> _STATED PROBLEM_
Report, as a bare number, how many lines hold "nsem".

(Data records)
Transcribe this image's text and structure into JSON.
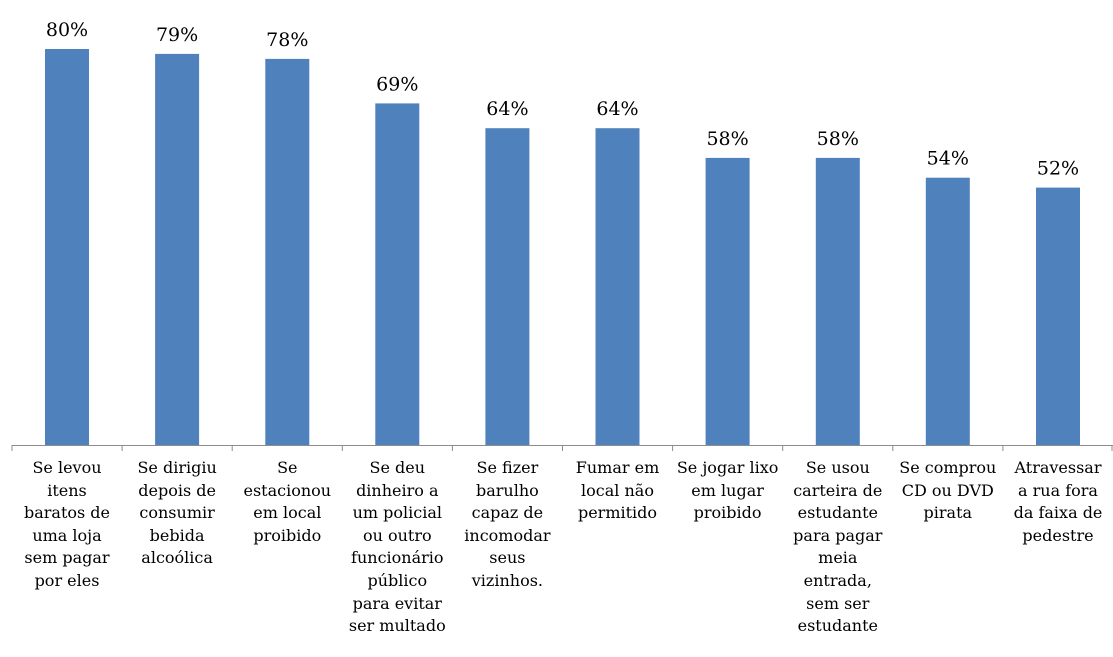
{
  "chart_data": {
    "type": "bar",
    "title": "",
    "xlabel": "",
    "ylabel": "",
    "ylim": [
      0,
      80
    ],
    "grid": false,
    "legend": "none",
    "value_suffix": "%",
    "bar_color": "#4f81bd",
    "axis_color": "#8c8c8c",
    "categories": [
      "Se levou\nitens\nbaratos de\numa loja\nsem pagar\npor eles",
      "Se dirigiu\ndepois de\nconsumir\nbebida\nalcoólica",
      "Se\nestacionou\nem local\nproibido",
      "Se deu\ndinheiro a\num policial\nou outro\nfuncionário\npúblico\npara evitar\nser multado",
      "Se fizer\nbarulho\ncapaz de\nincomodar\nseus\nvizinhos.",
      "Fumar em\nlocal não\npermitido",
      "Se jogar lixo\nem lugar\nproibido",
      "Se usou\ncarteira de\nestudante\npara pagar\nmeia\nentrada,\nsem ser\nestudante",
      "Se comprou\nCD ou DVD\npirata",
      "Atravessar\na rua fora\nda faixa de\npedestre"
    ],
    "values": [
      80,
      79,
      78,
      69,
      64,
      64,
      58,
      58,
      54,
      52
    ]
  }
}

> _EXPECTED ANSWER_
2